Recorded data:
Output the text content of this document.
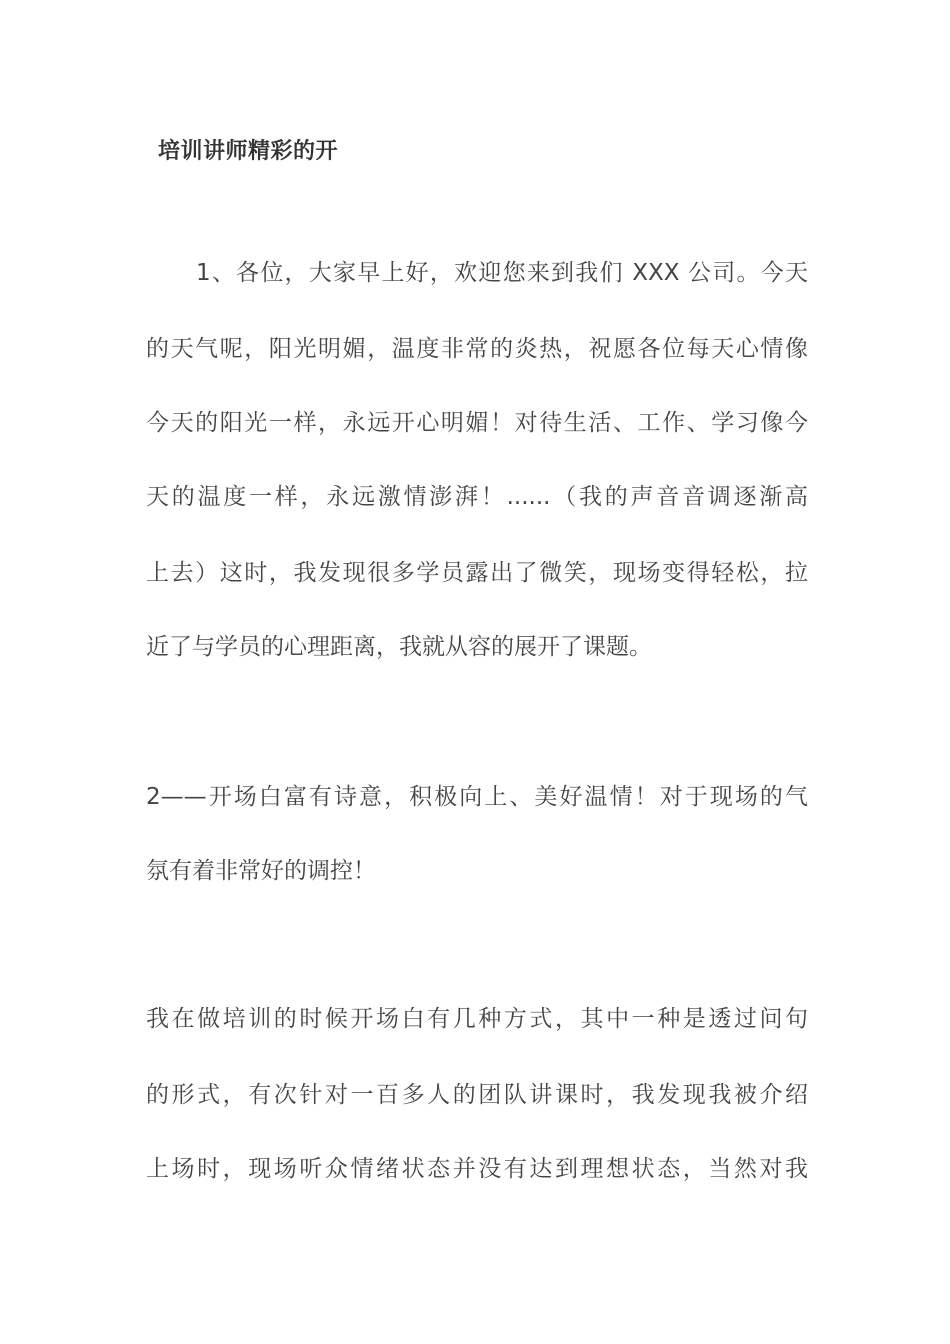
培训讲师精彩的开
1、各位，大家早上好，欢迎您来到我们 XXX 公司。今天
的天气呢，阳光明媚，温度非常的炎热，祝愿各位每天心情像
今天的阳光一样，永远开心明媚！对待生活、工作、学习像今
天的温度一样，永远激情澎湃！......（我的声音音调逐渐高
上去）这时，我发现很多学员露出了微笑，现场变得轻松，拉
近了与学员的心理距离，我就从容的展开了课题。
2——开场白富有诗意，积极向上、美好温情！对于现场的气
氛有着非常好的调控！
我在做培训的时候开场白有几种方式，其中一种是透过问句
的形式，有次针对一百多人的团队讲课时，我发现我被介绍
上场时，现场听众情绪状态并没有达到理想状态，当然对我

TASK BRIEF →
Without including any picture, repeat the data exactly.

RESPONSE →
Output the text content of this document.
培训讲师精彩的开
1、各位，大家早上好，欢迎您来到我们 XXX 公司。今天
的天气呢，阳光明媚，温度非常的炎热，祝愿各位每天心情像
今天的阳光一样，永远开心明媚！对待生活、工作、学习像今
天的温度一样，永远激情澎湃！......（我的声音音调逐渐高
上去）这时，我发现很多学员露出了微笑，现场变得轻松，拉
近了与学员的心理距离，我就从容的展开了课题。
2——开场白富有诗意，积极向上、美好温情！对于现场的气
氛有着非常好的调控！
我在做培训的时候开场白有几种方式，其中一种是透过问句
的形式，有次针对一百多人的团队讲课时，我发现我被介绍
上场时，现场听众情绪状态并没有达到理想状态，当然对我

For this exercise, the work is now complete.